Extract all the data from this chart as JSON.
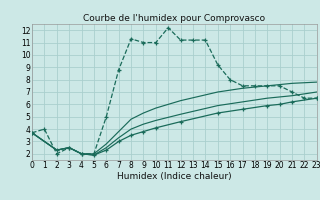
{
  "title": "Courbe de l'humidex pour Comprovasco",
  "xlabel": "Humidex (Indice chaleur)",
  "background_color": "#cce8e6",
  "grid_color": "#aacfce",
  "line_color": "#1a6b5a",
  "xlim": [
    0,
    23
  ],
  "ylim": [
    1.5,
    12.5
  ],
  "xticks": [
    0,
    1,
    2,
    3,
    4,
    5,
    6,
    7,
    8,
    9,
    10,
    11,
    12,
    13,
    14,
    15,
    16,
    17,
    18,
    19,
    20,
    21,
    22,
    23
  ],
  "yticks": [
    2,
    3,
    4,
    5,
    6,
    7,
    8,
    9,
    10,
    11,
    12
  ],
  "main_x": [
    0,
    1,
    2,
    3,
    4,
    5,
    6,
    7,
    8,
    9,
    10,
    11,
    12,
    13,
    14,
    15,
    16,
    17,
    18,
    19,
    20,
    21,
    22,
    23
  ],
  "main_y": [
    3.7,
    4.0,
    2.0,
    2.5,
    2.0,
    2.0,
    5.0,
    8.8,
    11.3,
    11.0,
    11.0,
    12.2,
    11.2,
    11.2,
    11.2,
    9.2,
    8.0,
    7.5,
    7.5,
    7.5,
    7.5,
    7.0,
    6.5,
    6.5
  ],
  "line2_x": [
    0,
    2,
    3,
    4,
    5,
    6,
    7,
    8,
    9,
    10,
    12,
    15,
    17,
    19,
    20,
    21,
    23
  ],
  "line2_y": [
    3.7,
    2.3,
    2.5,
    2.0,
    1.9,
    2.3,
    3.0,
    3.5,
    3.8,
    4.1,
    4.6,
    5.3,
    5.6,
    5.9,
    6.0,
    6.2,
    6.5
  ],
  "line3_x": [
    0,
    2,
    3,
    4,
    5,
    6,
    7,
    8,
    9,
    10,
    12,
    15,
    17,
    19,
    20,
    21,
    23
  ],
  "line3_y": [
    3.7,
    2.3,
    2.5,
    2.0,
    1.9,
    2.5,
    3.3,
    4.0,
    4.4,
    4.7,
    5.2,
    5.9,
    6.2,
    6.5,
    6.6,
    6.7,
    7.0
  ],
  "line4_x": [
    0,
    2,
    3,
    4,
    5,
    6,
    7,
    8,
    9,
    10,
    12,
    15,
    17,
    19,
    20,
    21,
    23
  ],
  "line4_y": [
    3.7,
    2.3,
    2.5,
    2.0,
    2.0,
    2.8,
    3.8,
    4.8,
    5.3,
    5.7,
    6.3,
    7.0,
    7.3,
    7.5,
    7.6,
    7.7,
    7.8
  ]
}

▶ **AIM**:
Every record must be copied exactly, with the pictures left out.

▶ **EXERCISE ANSWER**:
Extract all the data from this chart as JSON.
{
  "title": "Courbe de l'humidex pour Comprovasco",
  "xlabel": "Humidex (Indice chaleur)",
  "background_color": "#cce8e6",
  "grid_color": "#aacfce",
  "line_color": "#1a6b5a",
  "xlim": [
    0,
    23
  ],
  "ylim": [
    1.5,
    12.5
  ],
  "xticks": [
    0,
    1,
    2,
    3,
    4,
    5,
    6,
    7,
    8,
    9,
    10,
    11,
    12,
    13,
    14,
    15,
    16,
    17,
    18,
    19,
    20,
    21,
    22,
    23
  ],
  "yticks": [
    2,
    3,
    4,
    5,
    6,
    7,
    8,
    9,
    10,
    11,
    12
  ],
  "main_x": [
    0,
    1,
    2,
    3,
    4,
    5,
    6,
    7,
    8,
    9,
    10,
    11,
    12,
    13,
    14,
    15,
    16,
    17,
    18,
    19,
    20,
    21,
    22,
    23
  ],
  "main_y": [
    3.7,
    4.0,
    2.0,
    2.5,
    2.0,
    2.0,
    5.0,
    8.8,
    11.3,
    11.0,
    11.0,
    12.2,
    11.2,
    11.2,
    11.2,
    9.2,
    8.0,
    7.5,
    7.5,
    7.5,
    7.5,
    7.0,
    6.5,
    6.5
  ],
  "line2_x": [
    0,
    2,
    3,
    4,
    5,
    6,
    7,
    8,
    9,
    10,
    12,
    15,
    17,
    19,
    20,
    21,
    23
  ],
  "line2_y": [
    3.7,
    2.3,
    2.5,
    2.0,
    1.9,
    2.3,
    3.0,
    3.5,
    3.8,
    4.1,
    4.6,
    5.3,
    5.6,
    5.9,
    6.0,
    6.2,
    6.5
  ],
  "line3_x": [
    0,
    2,
    3,
    4,
    5,
    6,
    7,
    8,
    9,
    10,
    12,
    15,
    17,
    19,
    20,
    21,
    23
  ],
  "line3_y": [
    3.7,
    2.3,
    2.5,
    2.0,
    1.9,
    2.5,
    3.3,
    4.0,
    4.4,
    4.7,
    5.2,
    5.9,
    6.2,
    6.5,
    6.6,
    6.7,
    7.0
  ],
  "line4_x": [
    0,
    2,
    3,
    4,
    5,
    6,
    7,
    8,
    9,
    10,
    12,
    15,
    17,
    19,
    20,
    21,
    23
  ],
  "line4_y": [
    3.7,
    2.3,
    2.5,
    2.0,
    2.0,
    2.8,
    3.8,
    4.8,
    5.3,
    5.7,
    6.3,
    7.0,
    7.3,
    7.5,
    7.6,
    7.7,
    7.8
  ]
}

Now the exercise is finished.